== Job ==
Convert the rows below into a Markdown table with two columns, n for the line number and Line for the text of each line, and skip blank lines. Leave the pictures out of your answer.

--- start Data section ---

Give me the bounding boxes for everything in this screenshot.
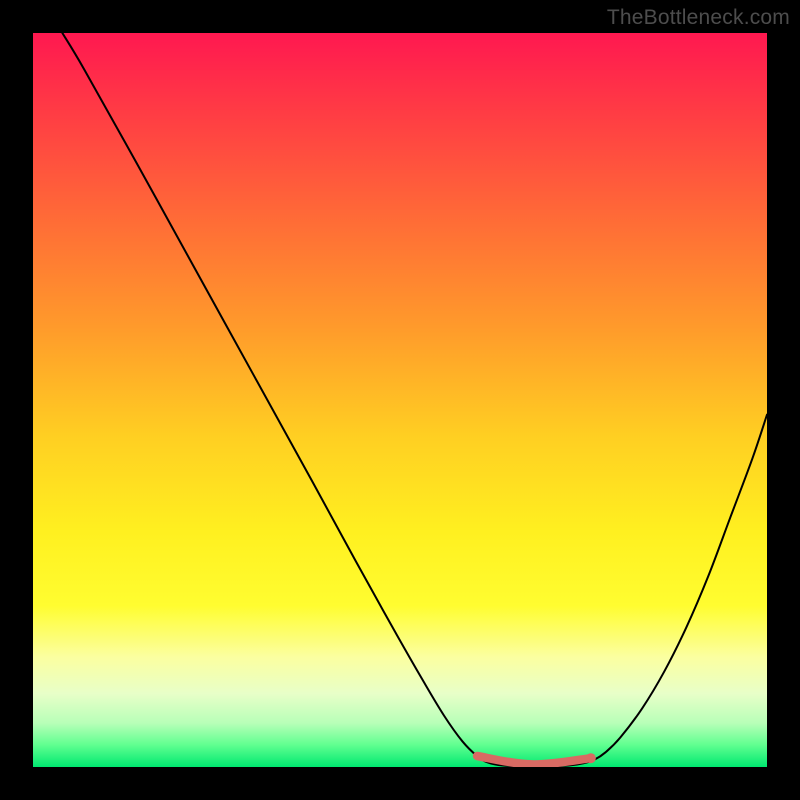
attribution-label: TheBottleneck.com	[607, 6, 790, 30]
gradient-background	[33, 33, 767, 767]
chart-frame: TheBottleneck.com	[0, 0, 800, 800]
optimal-range-end-dot	[586, 753, 596, 763]
chart-svg	[33, 33, 767, 767]
plot-area	[33, 33, 767, 767]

--- end Data section ---

== Written solution ==
| n | Line |
|---|---|
| 1 | Give me the bounding boxes for everything in this screenshot. |
| 2 | attribution-label: TheBottleneck.com	[607, 6, 790, 30] |
| 3 | gradient-background	[33, 33, 767, 767] |
| 4 | chart-frame: TheBottleneck.com	[0, 0, 800, 800] |
| 5 | optimal-range-end-dot	[586, 753, 596, 763] |
| 6 | chart-svg	[33, 33, 767, 767] |
| 7 | plot-area	[33, 33, 767, 767] |